• [Task]:
Reproduce the records below exactly as they appear.

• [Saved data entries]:
+-------+

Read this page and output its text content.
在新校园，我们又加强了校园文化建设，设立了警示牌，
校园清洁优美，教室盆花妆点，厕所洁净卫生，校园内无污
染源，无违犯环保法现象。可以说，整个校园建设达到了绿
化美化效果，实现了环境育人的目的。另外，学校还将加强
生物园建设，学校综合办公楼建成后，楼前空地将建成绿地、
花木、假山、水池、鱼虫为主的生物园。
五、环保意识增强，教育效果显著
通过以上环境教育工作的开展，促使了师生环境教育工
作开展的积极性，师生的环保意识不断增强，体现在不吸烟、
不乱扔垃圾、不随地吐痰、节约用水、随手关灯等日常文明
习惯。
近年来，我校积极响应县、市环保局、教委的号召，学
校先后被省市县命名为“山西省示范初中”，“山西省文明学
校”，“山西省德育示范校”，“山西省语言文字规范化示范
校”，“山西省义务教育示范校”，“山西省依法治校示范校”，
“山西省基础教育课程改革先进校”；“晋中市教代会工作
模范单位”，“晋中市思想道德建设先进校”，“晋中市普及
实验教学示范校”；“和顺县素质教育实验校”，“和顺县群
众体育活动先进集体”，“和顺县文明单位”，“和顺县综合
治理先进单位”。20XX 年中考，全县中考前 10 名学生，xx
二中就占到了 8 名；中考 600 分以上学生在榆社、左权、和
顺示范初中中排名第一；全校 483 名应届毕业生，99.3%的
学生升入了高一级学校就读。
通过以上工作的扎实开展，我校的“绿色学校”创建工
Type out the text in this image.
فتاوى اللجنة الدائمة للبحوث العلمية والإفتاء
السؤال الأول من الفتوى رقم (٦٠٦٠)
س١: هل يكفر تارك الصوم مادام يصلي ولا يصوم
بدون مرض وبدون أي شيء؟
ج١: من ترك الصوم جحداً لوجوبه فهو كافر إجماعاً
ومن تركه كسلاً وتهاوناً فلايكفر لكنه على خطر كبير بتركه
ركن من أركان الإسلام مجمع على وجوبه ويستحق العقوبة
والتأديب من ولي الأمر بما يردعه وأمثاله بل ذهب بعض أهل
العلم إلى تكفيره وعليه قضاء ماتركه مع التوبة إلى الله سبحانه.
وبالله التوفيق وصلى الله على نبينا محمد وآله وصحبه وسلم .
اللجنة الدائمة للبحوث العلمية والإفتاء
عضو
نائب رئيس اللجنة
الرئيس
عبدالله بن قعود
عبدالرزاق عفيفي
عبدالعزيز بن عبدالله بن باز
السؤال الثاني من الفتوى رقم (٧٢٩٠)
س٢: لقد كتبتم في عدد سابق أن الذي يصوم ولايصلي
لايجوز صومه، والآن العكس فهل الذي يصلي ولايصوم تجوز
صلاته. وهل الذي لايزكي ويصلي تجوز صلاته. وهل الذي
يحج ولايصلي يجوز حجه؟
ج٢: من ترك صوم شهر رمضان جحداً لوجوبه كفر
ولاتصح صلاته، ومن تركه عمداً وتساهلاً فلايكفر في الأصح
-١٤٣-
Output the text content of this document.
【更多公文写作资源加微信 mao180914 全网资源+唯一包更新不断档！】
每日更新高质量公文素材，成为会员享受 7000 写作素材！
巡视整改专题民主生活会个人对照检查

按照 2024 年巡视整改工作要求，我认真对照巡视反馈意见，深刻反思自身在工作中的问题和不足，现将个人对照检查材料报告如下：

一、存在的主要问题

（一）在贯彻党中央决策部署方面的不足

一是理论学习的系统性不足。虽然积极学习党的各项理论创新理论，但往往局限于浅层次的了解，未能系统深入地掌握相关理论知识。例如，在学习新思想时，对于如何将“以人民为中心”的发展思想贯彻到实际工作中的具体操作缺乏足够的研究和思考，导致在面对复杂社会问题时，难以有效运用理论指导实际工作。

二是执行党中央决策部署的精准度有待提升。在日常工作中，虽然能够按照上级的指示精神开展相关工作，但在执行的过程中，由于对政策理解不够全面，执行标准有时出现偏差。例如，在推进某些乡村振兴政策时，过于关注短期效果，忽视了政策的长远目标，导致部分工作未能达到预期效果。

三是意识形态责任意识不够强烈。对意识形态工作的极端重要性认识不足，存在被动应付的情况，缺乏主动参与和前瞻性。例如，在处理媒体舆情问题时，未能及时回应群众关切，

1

+-------+

• [Expected answer]:
Read this page and output its text content.
在新校园，我们又加强了校园文化建设，设立了警示牌，
校园清洁优美，教室盆花妆点，厕所洁净卫生，校园内无污
染源，无违犯环保法现象。可以说，整个校园建设达到了绿
化美化效果，实现了环境育人的目的。另外，学校还将加强
生物园建设，学校综合办公楼建成后，楼前空地将建成绿地、
花木、假山、水池、鱼虫为主的生物园。
五、环保意识增强，教育效果显著
通过以上环境教育工作的开展，促使了师生环境教育工
作开展的积极性，师生的环保意识不断增强，体现在不吸烟、
不乱扔垃圾、不随地吐痰、节约用水、随手关灯等日常文明
习惯。
近年来，我校积极响应县、市环保局、教委的号召，学
校先后被省市县命名为“山西省示范初中”，“山西省文明学
校”，“山西省德育示范校”，“山西省语言文字规范化示范
校”，“山西省义务教育示范校”，“山西省依法治校示范校”，
“山西省基础教育课程改革先进校”；“晋中市教代会工作
模范单位”，“晋中市思想道德建设先进校”，“晋中市普及
实验教学示范校”；“和顺县素质教育实验校”，“和顺县群
众体育活动先进集体”，“和顺县文明单位”，“和顺县综合
治理先进单位”。20XX 年中考，全县中考前 10 名学生，xx
二中就占到了 8 名；中考 600 分以上学生在榆社、左权、和
顺示范初中中排名第一；全校 483 名应届毕业生，99.3%的
学生升入了高一级学校就读。
通过以上工作的扎实开展，我校的“绿色学校”创建工
Type out the text in this image.
فتاوى اللجنة الدائمة للبحوث العلمية والإفتاء
السؤال الأول من الفتوى رقم (٦٠٦٠)
س١: هل يكفر تارك الصوم مادام يصلي ولا يصوم
بدون مرض وبدون أي شيء؟
ج١: من ترك الصوم جحداً لوجوبه فهو كافر إجماعاً
ومن تركه كسلاً وتهاوناً فلايكفر لكنه على خطر كبير بتركه
ركن من أركان الإسلام مجمع على وجوبه ويستحق العقوبة
والتأديب من ولي الأمر بما يردعه وأمثاله بل ذهب بعض أهل
العلم إلى تكفيره وعليه قضاء ماتركه مع التوبة إلى الله سبحانه.
وبالله التوفيق وصلى الله على نبينا محمد وآله وصحبه وسلم .
اللجنة الدائمة للبحوث العلمية والإفتاء
عضو
نائب رئيس اللجنة
الرئيس
عبدالله بن قعود
عبدالرزاق عفيفي
عبدالعزيز بن عبدالله بن باز
السؤال الثاني من الفتوى رقم (٧٢٩٠)
س٢: لقد كتبتم في عدد سابق أن الذي يصوم ولايصلي
لايجوز صومه، والآن العكس فهل الذي يصلي ولايصوم تجوز
صلاته. وهل الذي لايزكي ويصلي تجوز صلاته. وهل الذي
يحج ولايصلي يجوز حجه؟
ج٢: من ترك صوم شهر رمضان جحداً لوجوبه كفر
ولاتصح صلاته، ومن تركه عمداً وتساهلاً فلايكفر في الأصح
-١٤٣-
Output the text content of this document.
【更多公文写作资源加微信 mao180914 全网资源+唯一包更新不断档！】
每日更新高质量公文素材，成为会员享受 7000 写作素材！
巡视整改专题民主生活会个人对照检查

按照 2024 年巡视整改工作要求，我认真对照巡视反馈意见，深刻反思自身在工作中的问题和不足，现将个人对照检查材料报告如下：

一、存在的主要问题

（一）在贯彻党中央决策部署方面的不足

一是理论学习的系统性不足。虽然积极学习党的各项理论创新理论，但往往局限于浅层次的了解，未能系统深入地掌握相关理论知识。例如，在学习新思想时，对于如何将“以人民为中心”的发展思想贯彻到实际工作中的具体操作缺乏足够的研究和思考，导致在面对复杂社会问题时，难以有效运用理论指导实际工作。

二是执行党中央决策部署的精准度有待提升。在日常工作中，虽然能够按照上级的指示精神开展相关工作，但在执行的过程中，由于对政策理解不够全面，执行标准有时出现偏差。例如，在推进某些乡村振兴政策时，过于关注短期效果，忽视了政策的长远目标，导致部分工作未能达到预期效果。

三是意识形态责任意识不够强烈。对意识形态工作的极端重要性认识不足，存在被动应付的情况，缺乏主动参与和前瞻性。例如，在处理媒体舆情问题时，未能及时回应群众关切，

1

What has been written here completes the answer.